▸ **RECORD EXTRACTS**
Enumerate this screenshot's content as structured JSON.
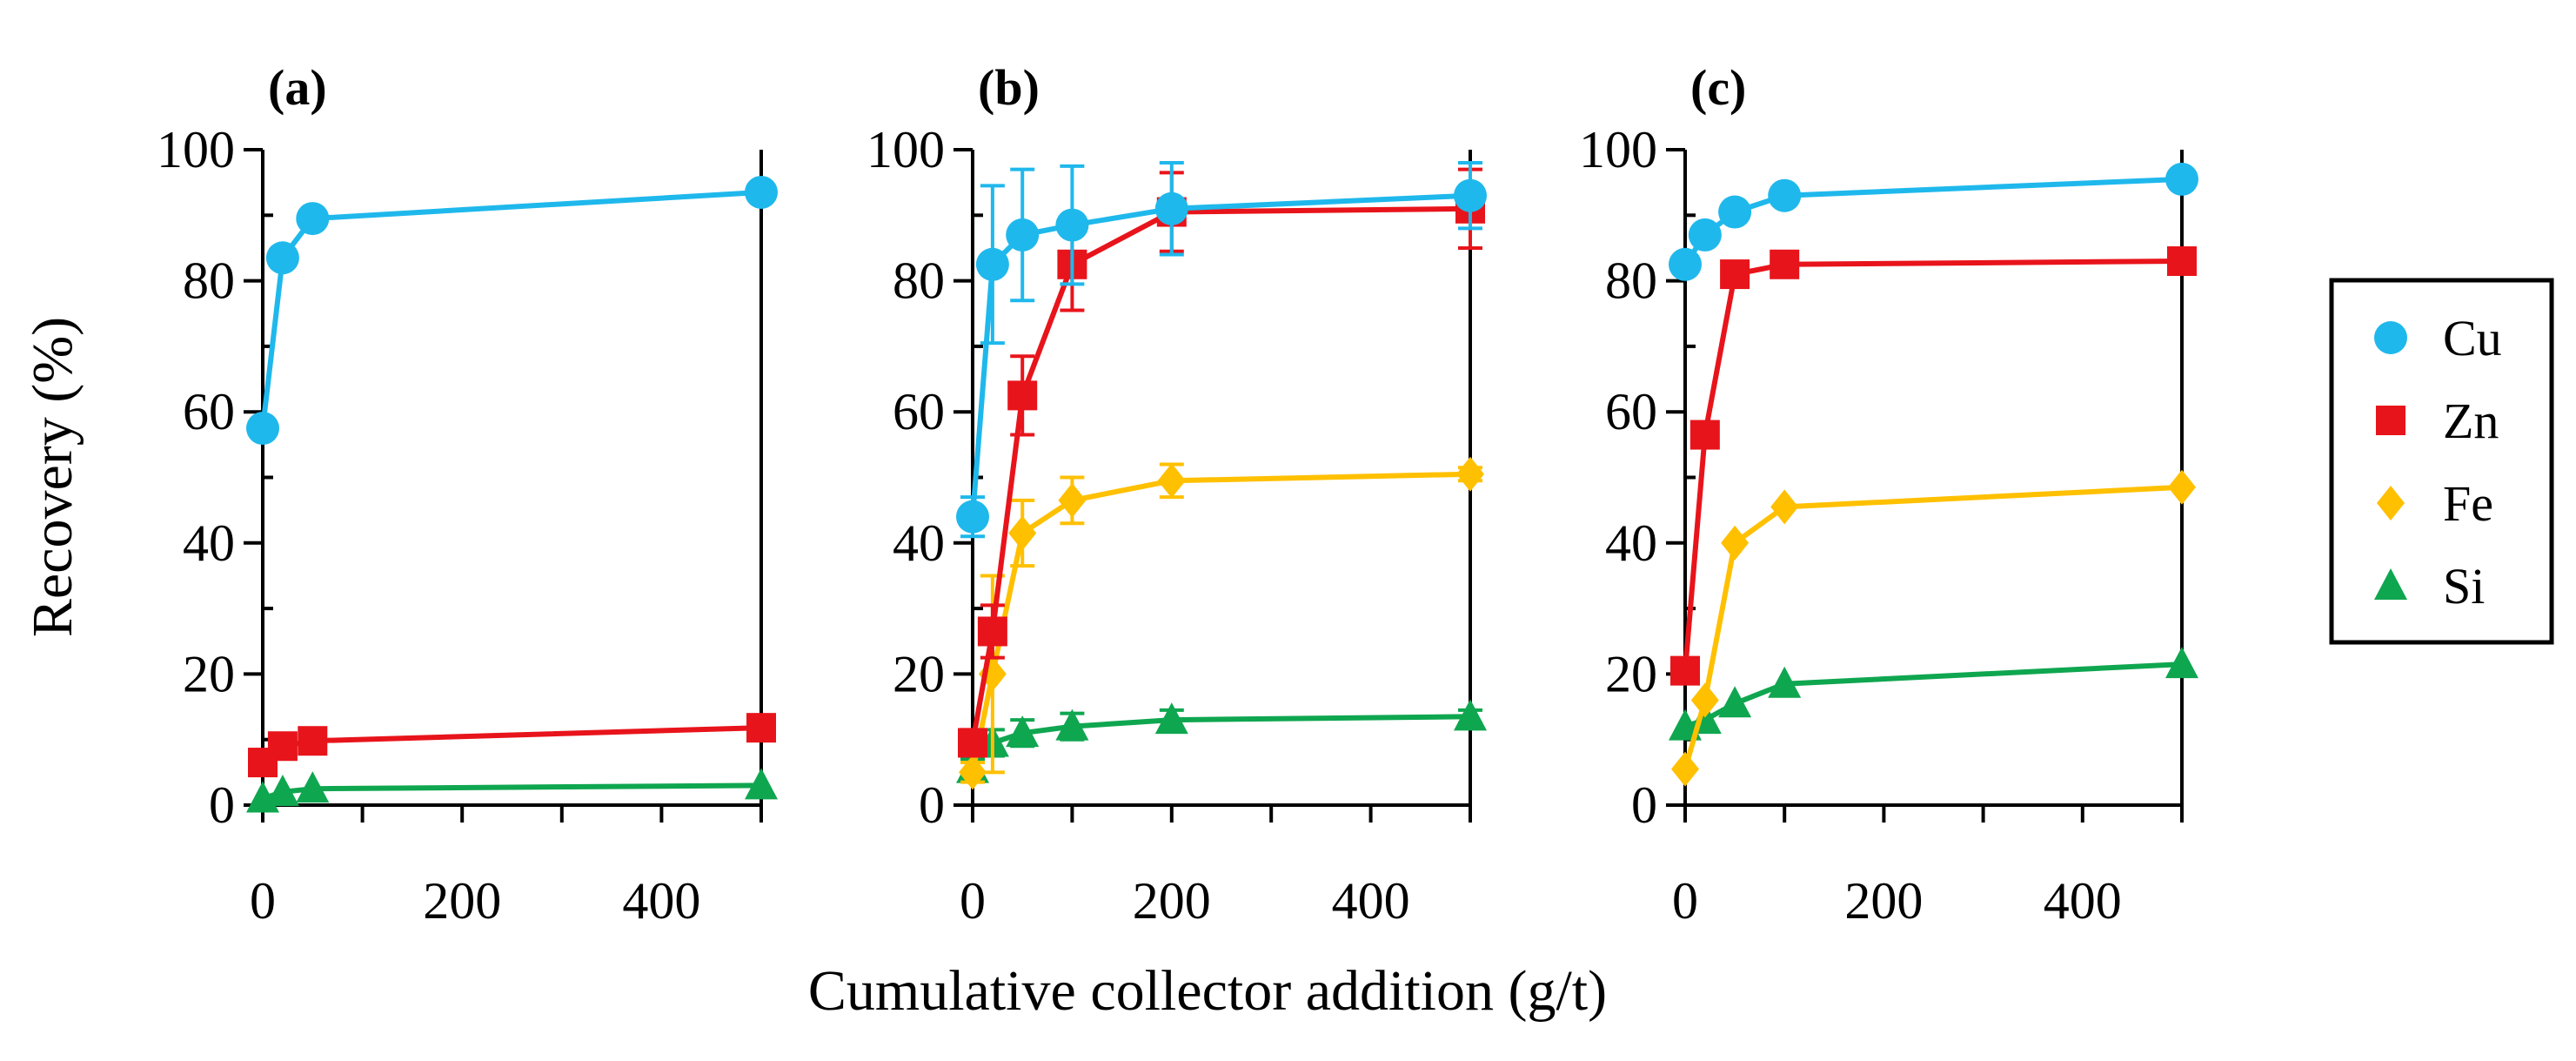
{
  "figure": {
    "ylabel": "Recovery (%)",
    "xlabel": "Cumulative collector addition (g/t)",
    "legend_location": "right",
    "legend": [
      {
        "name": "Cu",
        "marker": "circle",
        "color": "#1FB8EC"
      },
      {
        "name": "Zn",
        "marker": "square",
        "color": "#E8141B"
      },
      {
        "name": "Fe",
        "marker": "diamond",
        "color": "#FFC000"
      },
      {
        "name": "Si",
        "marker": "triangle",
        "color": "#0FA650"
      }
    ]
  },
  "chart_data": [
    {
      "type": "line",
      "title": "(a)",
      "xlabel": "Cumulative collector addition (g/t)",
      "ylabel": "Recovery (%)",
      "xlim": [
        0,
        500
      ],
      "ylim": [
        0,
        100
      ],
      "xticks": [
        0,
        200,
        400
      ],
      "yticks": [
        0,
        20,
        40,
        60,
        80,
        100
      ],
      "x": [
        0,
        20,
        50,
        500
      ],
      "series": [
        {
          "name": "Cu",
          "values": [
            57.5,
            83.5,
            89.5,
            93.5
          ]
        },
        {
          "name": "Zn",
          "values": [
            6.5,
            9.0,
            9.8,
            11.8
          ]
        },
        {
          "name": "Si",
          "values": [
            1.0,
            2.0,
            2.5,
            3.0
          ]
        }
      ]
    },
    {
      "type": "line",
      "title": "(b)",
      "xlabel": "Cumulative collector addition (g/t)",
      "ylabel": "Recovery (%)",
      "xlim": [
        0,
        500
      ],
      "ylim": [
        0,
        100
      ],
      "xticks": [
        0,
        200,
        400
      ],
      "yticks": [
        0,
        20,
        40,
        60,
        80,
        100
      ],
      "x": [
        0,
        20,
        50,
        100,
        200,
        500
      ],
      "series": [
        {
          "name": "Cu",
          "values": [
            44,
            82.5,
            87,
            88.5,
            91,
            93
          ],
          "errors": [
            3,
            12,
            10,
            9,
            7,
            5
          ]
        },
        {
          "name": "Zn",
          "values": [
            9.5,
            26.5,
            62.5,
            82.5,
            90.5,
            91
          ],
          "errors": [
            2,
            4,
            6,
            7,
            6,
            6
          ]
        },
        {
          "name": "Fe",
          "values": [
            5,
            20,
            41.5,
            46.5,
            49.5,
            50.5
          ],
          "errors": [
            1.5,
            15,
            5,
            3.5,
            2.5,
            1
          ]
        },
        {
          "name": "Si",
          "values": [
            5.5,
            9.5,
            11,
            12,
            13,
            13.5
          ],
          "errors": [
            1.5,
            2,
            2,
            2,
            1.5,
            1
          ]
        }
      ]
    },
    {
      "type": "line",
      "title": "(c)",
      "xlabel": "Cumulative collector addition (g/t)",
      "ylabel": "Recovery (%)",
      "xlim": [
        0,
        500
      ],
      "ylim": [
        0,
        100
      ],
      "xticks": [
        0,
        200,
        400
      ],
      "yticks": [
        0,
        20,
        40,
        60,
        80,
        100
      ],
      "x": [
        0,
        20,
        50,
        100,
        500
      ],
      "series": [
        {
          "name": "Cu",
          "values": [
            82.5,
            87,
            90.5,
            93,
            95.5
          ]
        },
        {
          "name": "Zn",
          "values": [
            20.5,
            56.5,
            81,
            82.5,
            83
          ]
        },
        {
          "name": "Fe",
          "values": [
            5.5,
            16,
            40,
            45.5,
            48.5
          ]
        },
        {
          "name": "Si",
          "values": [
            12,
            13,
            15.5,
            18.5,
            21.5
          ]
        }
      ]
    }
  ]
}
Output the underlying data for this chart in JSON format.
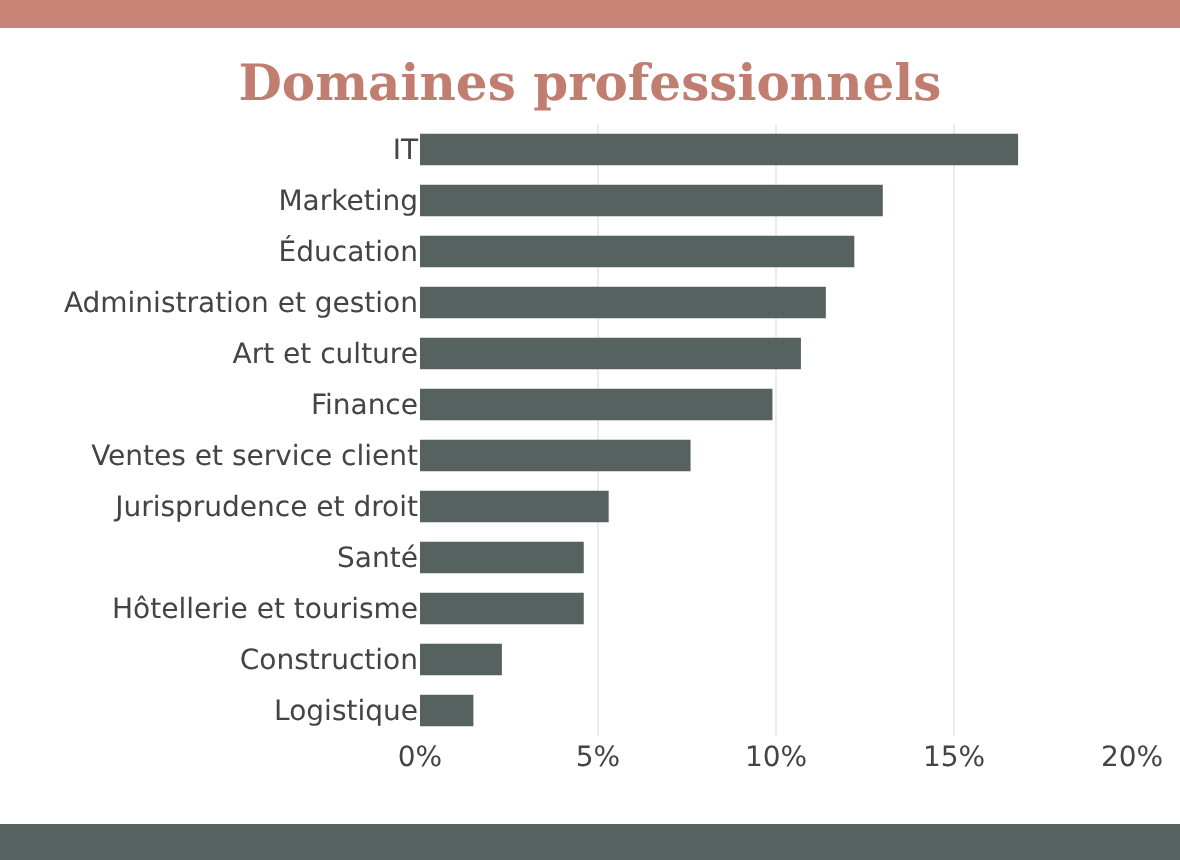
{
  "chart_data": {
    "type": "bar",
    "orientation": "horizontal",
    "title": "Domaines professionnels",
    "categories": [
      "IT",
      "Marketing",
      "Éducation",
      "Administration et gestion",
      "Art et culture",
      "Finance",
      "Ventes et service client",
      "Jurisprudence et droit",
      "Santé",
      "Hôtellerie et tourisme",
      "Construction",
      "Logistique"
    ],
    "values": [
      16.8,
      13.0,
      12.2,
      11.4,
      10.7,
      9.9,
      7.6,
      5.3,
      4.6,
      4.6,
      2.3,
      1.5
    ],
    "color": "#56625f",
    "xlim": [
      0,
      20
    ],
    "xticks": [
      {
        "value": 0,
        "label": "0%"
      },
      {
        "value": 5,
        "label": "5%"
      },
      {
        "value": 10,
        "label": "10%"
      },
      {
        "value": 15,
        "label": "15%"
      },
      {
        "value": 20,
        "label": "20%"
      }
    ],
    "grid": "x"
  }
}
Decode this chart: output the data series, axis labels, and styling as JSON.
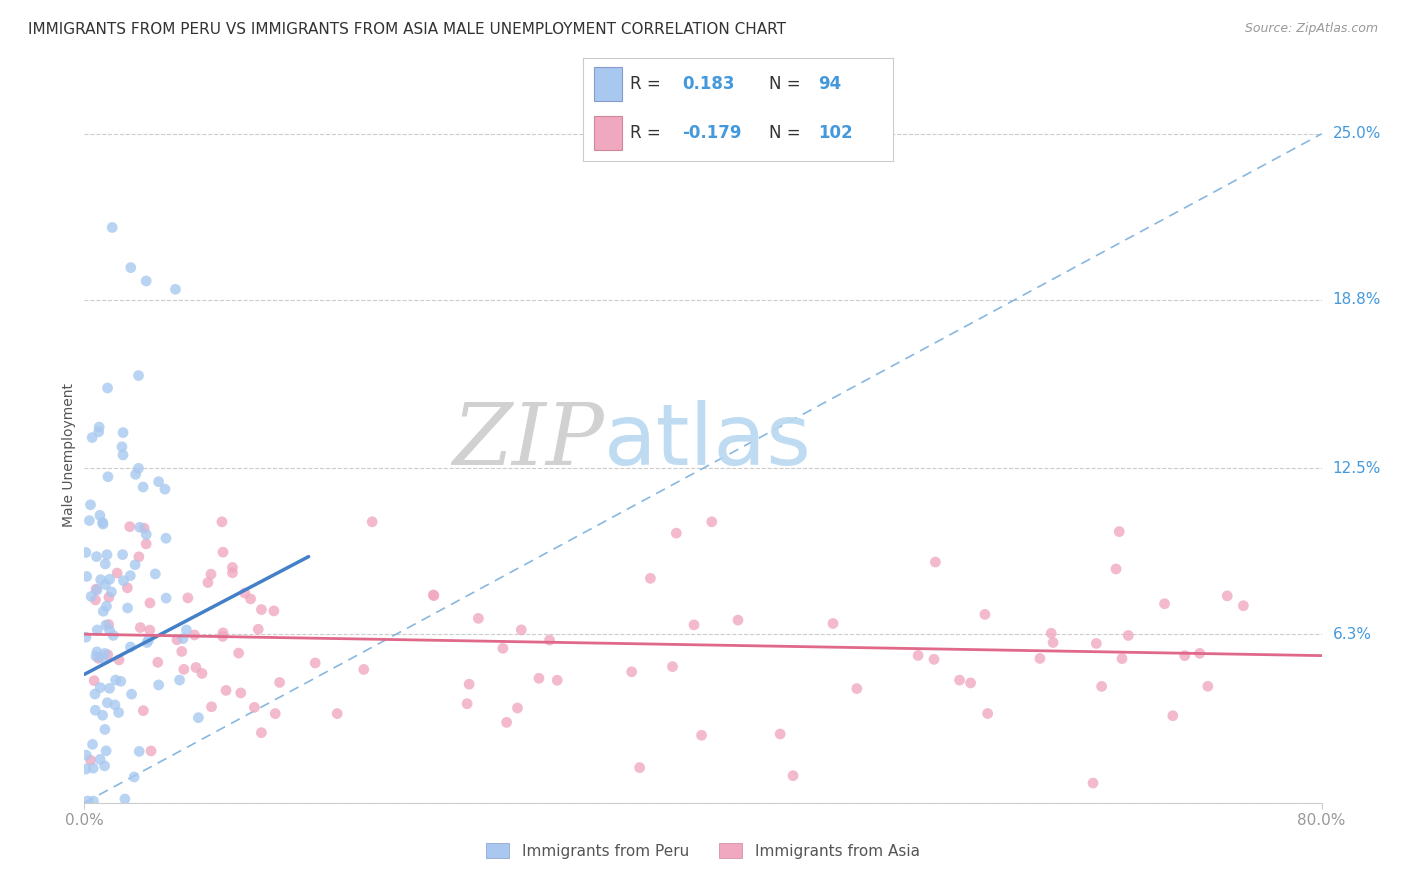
{
  "title": "IMMIGRANTS FROM PERU VS IMMIGRANTS FROM ASIA MALE UNEMPLOYMENT CORRELATION CHART",
  "source": "Source: ZipAtlas.com",
  "ylabel": "Male Unemployment",
  "xlim": [
    0.0,
    0.8
  ],
  "ylim": [
    0.0,
    0.26
  ],
  "ytick_vals": [
    0.0,
    0.063,
    0.125,
    0.188,
    0.25
  ],
  "ytick_labels": [
    "",
    "6.3%",
    "12.5%",
    "18.8%",
    "25.0%"
  ],
  "xtick_vals": [
    0.0,
    0.8
  ],
  "xtick_labels": [
    "0.0%",
    "80.0%"
  ],
  "legend1_label": "Immigrants from Peru",
  "legend2_label": "Immigrants from Asia",
  "R_peru": 0.183,
  "N_peru": 94,
  "R_asia": -0.179,
  "N_asia": 102,
  "scatter_peru_color": "#a8c8f0",
  "scatter_asia_color": "#f0a8c0",
  "line_peru_color": "#4480c8",
  "line_asia_color": "#e06888",
  "dashed_line_color": "#88b8e0",
  "watermark_zip_color": "#cccccc",
  "watermark_atlas_color": "#b8d8f0",
  "background_color": "#ffffff",
  "title_fontsize": 11,
  "axis_label_fontsize": 10,
  "tick_fontsize": 11,
  "legend_fontsize": 11,
  "peru_line_x": [
    0.0,
    0.145
  ],
  "peru_line_y": [
    0.048,
    0.092
  ],
  "asia_line_x": [
    0.0,
    0.8
  ],
  "asia_line_y": [
    0.063,
    0.055
  ]
}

▸ **WHAT YOU WILL DO**
Leave out the pictures and copy everything else in the records word for word.

▸ **COMPLETED TASK**
Enumerate this screenshot's content as structured JSON.
{
  "figure": {
    "ylabel": "Recovery (%)",
    "xlabel": "Cumulative collector addition (g/t)",
    "legend_location": "right",
    "legend": [
      {
        "name": "Cu",
        "marker": "circle",
        "color": "#1FB8EC"
      },
      {
        "name": "Zn",
        "marker": "square",
        "color": "#E8141B"
      },
      {
        "name": "Fe",
        "marker": "diamond",
        "color": "#FFC000"
      },
      {
        "name": "Si",
        "marker": "triangle",
        "color": "#0FA650"
      }
    ]
  },
  "chart_data": [
    {
      "type": "line",
      "title": "(a)",
      "xlabel": "Cumulative collector addition (g/t)",
      "ylabel": "Recovery (%)",
      "xlim": [
        0,
        500
      ],
      "ylim": [
        0,
        100
      ],
      "xticks": [
        0,
        200,
        400
      ],
      "yticks": [
        0,
        20,
        40,
        60,
        80,
        100
      ],
      "x": [
        0,
        20,
        50,
        500
      ],
      "series": [
        {
          "name": "Cu",
          "values": [
            57.5,
            83.5,
            89.5,
            93.5
          ]
        },
        {
          "name": "Zn",
          "values": [
            6.5,
            9.0,
            9.8,
            11.8
          ]
        },
        {
          "name": "Si",
          "values": [
            1.0,
            2.0,
            2.5,
            3.0
          ]
        }
      ]
    },
    {
      "type": "line",
      "title": "(b)",
      "xlabel": "Cumulative collector addition (g/t)",
      "ylabel": "Recovery (%)",
      "xlim": [
        0,
        500
      ],
      "ylim": [
        0,
        100
      ],
      "xticks": [
        0,
        200,
        400
      ],
      "yticks": [
        0,
        20,
        40,
        60,
        80,
        100
      ],
      "x": [
        0,
        20,
        50,
        100,
        200,
        500
      ],
      "series": [
        {
          "name": "Cu",
          "values": [
            44,
            82.5,
            87,
            88.5,
            91,
            93
          ],
          "errors": [
            3,
            12,
            10,
            9,
            7,
            5
          ]
        },
        {
          "name": "Zn",
          "values": [
            9.5,
            26.5,
            62.5,
            82.5,
            90.5,
            91
          ],
          "errors": [
            2,
            4,
            6,
            7,
            6,
            6
          ]
        },
        {
          "name": "Fe",
          "values": [
            5,
            20,
            41.5,
            46.5,
            49.5,
            50.5
          ],
          "errors": [
            1.5,
            15,
            5,
            3.5,
            2.5,
            1
          ]
        },
        {
          "name": "Si",
          "values": [
            5.5,
            9.5,
            11,
            12,
            13,
            13.5
          ],
          "errors": [
            1.5,
            2,
            2,
            2,
            1.5,
            1
          ]
        }
      ]
    },
    {
      "type": "line",
      "title": "(c)",
      "xlabel": "Cumulative collector addition (g/t)",
      "ylabel": "Recovery (%)",
      "xlim": [
        0,
        500
      ],
      "ylim": [
        0,
        100
      ],
      "xticks": [
        0,
        200,
        400
      ],
      "yticks": [
        0,
        20,
        40,
        60,
        80,
        100
      ],
      "x": [
        0,
        20,
        50,
        100,
        500
      ],
      "series": [
        {
          "name": "Cu",
          "values": [
            82.5,
            87,
            90.5,
            93,
            95.5
          ]
        },
        {
          "name": "Zn",
          "values": [
            20.5,
            56.5,
            81,
            82.5,
            83
          ]
        },
        {
          "name": "Fe",
          "values": [
            5.5,
            16,
            40,
            45.5,
            48.5
          ]
        },
        {
          "name": "Si",
          "values": [
            12,
            13,
            15.5,
            18.5,
            21.5
          ]
        }
      ]
    }
  ]
}
Output the underlying data for this chart in JSON format.
{
  "chart_data": {
    "type": "bar",
    "orientation": "horizontal",
    "title": "Domaines professionnels",
    "categories": [
      "IT",
      "Marketing",
      "Éducation",
      "Administration et gestion",
      "Art et culture",
      "Finance",
      "Ventes et service client",
      "Jurisprudence et droit",
      "Santé",
      "Hôtellerie et tourisme",
      "Construction",
      "Logistique"
    ],
    "values": [
      16.8,
      13.0,
      12.2,
      11.4,
      10.7,
      9.9,
      7.6,
      5.3,
      4.6,
      4.6,
      2.3,
      1.5
    ],
    "color": "#56625f",
    "xlim": [
      0,
      20
    ],
    "xticks": [
      {
        "value": 0,
        "label": "0%"
      },
      {
        "value": 5,
        "label": "5%"
      },
      {
        "value": 10,
        "label": "10%"
      },
      {
        "value": 15,
        "label": "15%"
      },
      {
        "value": 20,
        "label": "20%"
      }
    ],
    "grid": "x"
  }
}
Decode this chart: output the data series, axis labels, and styling as JSON.
{
  "title": "IMMIGRANTS FROM PERU VS IMMIGRANTS FROM ASIA MALE UNEMPLOYMENT CORRELATION CHART",
  "source": "Source: ZipAtlas.com",
  "ylabel": "Male Unemployment",
  "xlim": [
    0.0,
    0.8
  ],
  "ylim": [
    0.0,
    0.26
  ],
  "ytick_vals": [
    0.0,
    0.063,
    0.125,
    0.188,
    0.25
  ],
  "ytick_labels": [
    "",
    "6.3%",
    "12.5%",
    "18.8%",
    "25.0%"
  ],
  "xtick_vals": [
    0.0,
    0.8
  ],
  "xtick_labels": [
    "0.0%",
    "80.0%"
  ],
  "legend1_label": "Immigrants from Peru",
  "legend2_label": "Immigrants from Asia",
  "R_peru": 0.183,
  "N_peru": 94,
  "R_asia": -0.179,
  "N_asia": 102,
  "scatter_peru_color": "#a8c8f0",
  "scatter_asia_color": "#f0a8c0",
  "line_peru_color": "#4480c8",
  "line_asia_color": "#e06888",
  "dashed_line_color": "#88b8e0",
  "watermark_zip_color": "#cccccc",
  "watermark_atlas_color": "#b8d8f0",
  "background_color": "#ffffff",
  "title_fontsize": 11,
  "axis_label_fontsize": 10,
  "tick_fontsize": 11,
  "legend_fontsize": 11,
  "peru_line_x": [
    0.0,
    0.145
  ],
  "peru_line_y": [
    0.048,
    0.092
  ],
  "asia_line_x": [
    0.0,
    0.8
  ],
  "asia_line_y": [
    0.063,
    0.055
  ]
}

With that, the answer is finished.